REQUIREMENT:
Every record must be transcribed in its entirety, apart from the images, which are to be omitted.

— BEGIN GIVEN RECORDS —

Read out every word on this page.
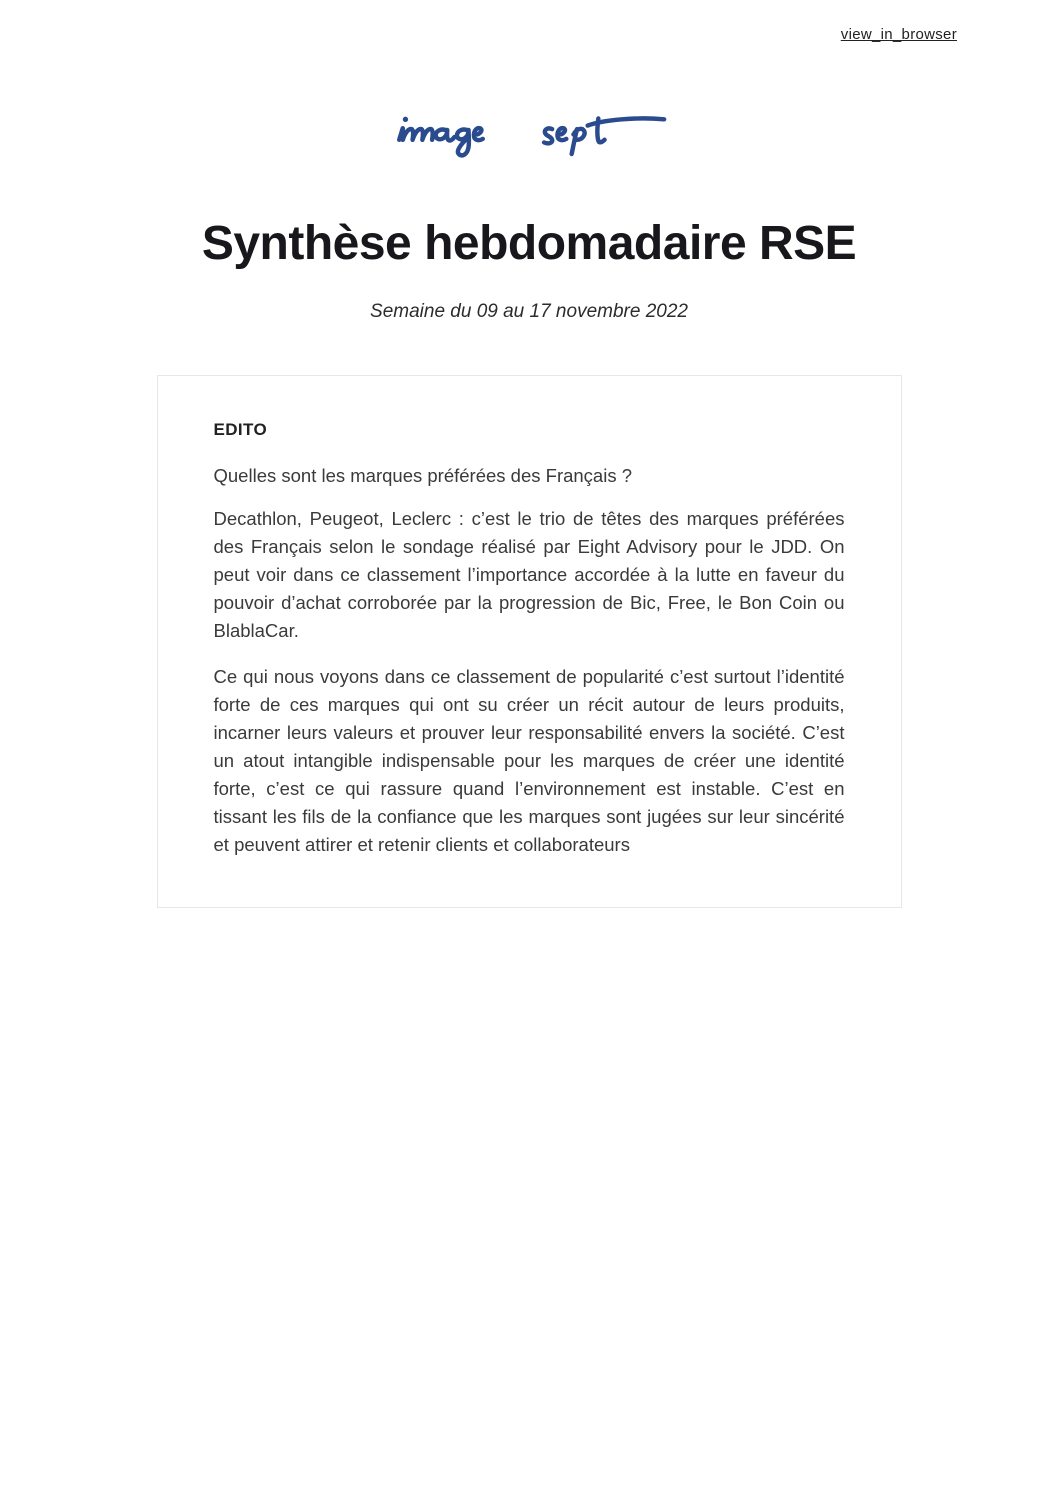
view_in_browser
Synthèse hebdomadaire RSE
Semaine du 09 au 17 novembre 2022
EDITO

Quelles sont les marques préférées des Français ?

Decathlon, Peugeot, Leclerc : c’est le trio de têtes des marques préférées des Français selon le sondage réalisé par Eight Advisory pour le JDD. On peut voir dans ce classement l’importance accordée à la lutte en faveur du pouvoir d’achat corroborée par la progression de Bic, Free, le Bon Coin ou BlablaCar.

Ce qui nous voyons dans ce classement de popularité c’est surtout l’identité forte de ces marques qui ont su créer un récit autour de leurs produits, incarner leurs valeurs et prouver leur responsabilité envers la société. C’est un atout intangible indispensable pour les marques de créer une identité forte, c’est ce qui rassure quand l’environnement est instable. C’est en tissant les fils de la confiance que les marques sont jugées sur leur sincérité et peuvent attirer et retenir clients et collaborateurs
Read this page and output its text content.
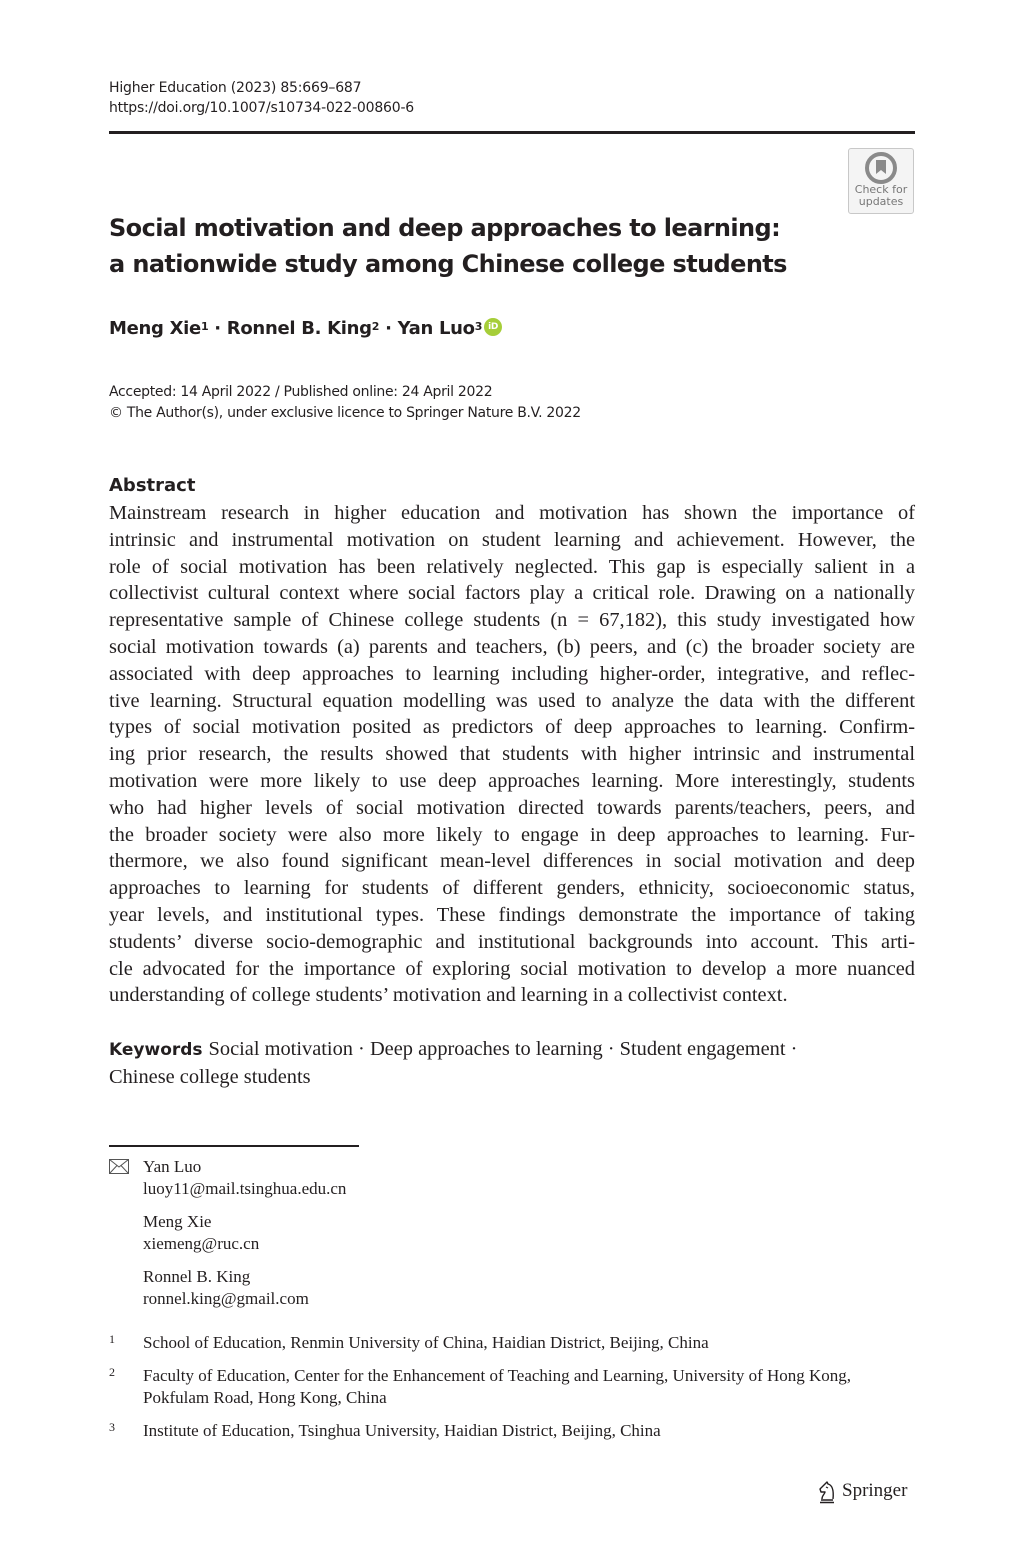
Higher Education (2023) 85:669–687
https://doi.org/10.1007/s10734-022-00860-6
Check for
updates
Social motivation and deep approaches to learning:
a nationwide study among Chinese college students
Meng Xie$^1$ · Ronnel B. King$^2$ · Yan Luo$^3$ iD
Accepted: 14 April 2022 / Published online: 24 April 2022
© The Author(s), under exclusive licence to Springer Nature B.V. 2022
Abstract
Mainstream research in higher education and motivation has shown the importance of
intrinsic and instrumental motivation on student learning and achievement. However, the
role of social motivation has been relatively neglected. This gap is especially salient in a
collectivist cultural context where social factors play a critical role. Drawing on a nationally
representative sample of Chinese college students (n = 67,182), this study investigated how
social motivation towards (a) parents and teachers, (b) peers, and (c) the broader society are
associated with deep approaches to learning including higher-order, integrative, and reflec-
tive learning. Structural equation modelling was used to analyze the data with the different
types of social motivation posited as predictors of deep approaches to learning. Confirm-
ing prior research, the results showed that students with higher intrinsic and instrumental
motivation were more likely to use deep approaches learning. More interestingly, students
who had higher levels of social motivation directed towards parents/teachers, peers, and
the broader society were also more likely to engage in deep approaches to learning. Fur-
thermore, we also found significant mean-level differences in social motivation and deep
approaches to learning for students of different genders, ethnicity, socioeconomic status,
year levels, and institutional types. These findings demonstrate the importance of taking
students’ diverse socio-demographic and institutional backgrounds into account. This arti-
cle advocated for the importance of exploring social motivation to develop a more nuanced
understanding of college students’ motivation and learning in a collectivist context.
Keywords Social motivation · Deep approaches to learning · Student engagement ·
Chinese college students
Yan Luo
luoy11@mail.tsinghua.edu.cn
Meng Xie
xiemeng@ruc.cn
Ronnel B. King
ronnel.king@gmail.com
1 School of Education, Renmin University of China, Haidian District, Beijing, China
2 Faculty of Education, Center for the Enhancement of Teaching and Learning, University of Hong Kong, Pokfulam Road, Hong Kong, China
3 Institute of Education, Tsinghua University, Haidian District, Beijing, China
Springer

— END GIVEN RECORDS —

PROBLEM SOLUTION:
Read out every word on this page.
view_in_browser
Synthèse hebdomadaire RSE
Semaine du 09 au 17 novembre 2022
EDITO

Quelles sont les marques préférées des Français ?

Decathlon, Peugeot, Leclerc : c’est le trio de têtes des marques préférées des Français selon le sondage réalisé par Eight Advisory pour le JDD. On peut voir dans ce classement l’importance accordée à la lutte en faveur du pouvoir d’achat corroborée par la progression de Bic, Free, le Bon Coin ou BlablaCar.

Ce qui nous voyons dans ce classement de popularité c’est surtout l’identité forte de ces marques qui ont su créer un récit autour de leurs produits, incarner leurs valeurs et prouver leur responsabilité envers la société. C’est un atout intangible indispensable pour les marques de créer une identité forte, c’est ce qui rassure quand l’environnement est instable. C’est en tissant les fils de la confiance que les marques sont jugées sur leur sincérité et peuvent attirer et retenir clients et collaborateurs
Read this page and output its text content.
Higher Education (2023) 85:669–687
https://doi.org/10.1007/s10734-022-00860-6
Check for
updates
Social motivation and deep approaches to learning:
a nationwide study among Chinese college students
Meng Xie$^1$ · Ronnel B. King$^2$ · Yan Luo$^3$ iD
Accepted: 14 April 2022 / Published online: 24 April 2022
© The Author(s), under exclusive licence to Springer Nature B.V. 2022
Abstract
Mainstream research in higher education and motivation has shown the importance of
intrinsic and instrumental motivation on student learning and achievement. However, the
role of social motivation has been relatively neglected. This gap is especially salient in a
collectivist cultural context where social factors play a critical role. Drawing on a nationally
representative sample of Chinese college students (n = 67,182), this study investigated how
social motivation towards (a) parents and teachers, (b) peers, and (c) the broader society are
associated with deep approaches to learning including higher-order, integrative, and reflec-
tive learning. Structural equation modelling was used to analyze the data with the different
types of social motivation posited as predictors of deep approaches to learning. Confirm-
ing prior research, the results showed that students with higher intrinsic and instrumental
motivation were more likely to use deep approaches learning. More interestingly, students
who had higher levels of social motivation directed towards parents/teachers, peers, and
the broader society were also more likely to engage in deep approaches to learning. Fur-
thermore, we also found significant mean-level differences in social motivation and deep
approaches to learning for students of different genders, ethnicity, socioeconomic status,
year levels, and institutional types. These findings demonstrate the importance of taking
students’ diverse socio-demographic and institutional backgrounds into account. This arti-
cle advocated for the importance of exploring social motivation to develop a more nuanced
understanding of college students’ motivation and learning in a collectivist context.
Keywords Social motivation · Deep approaches to learning · Student engagement ·
Chinese college students
Yan Luo
luoy11@mail.tsinghua.edu.cn
Meng Xie
xiemeng@ruc.cn
Ronnel B. King
ronnel.king@gmail.com
1 School of Education, Renmin University of China, Haidian District, Beijing, China
2 Faculty of Education, Center for the Enhancement of Teaching and Learning, University of Hong Kong, Pokfulam Road, Hong Kong, China
3 Institute of Education, Tsinghua University, Haidian District, Beijing, China
Springer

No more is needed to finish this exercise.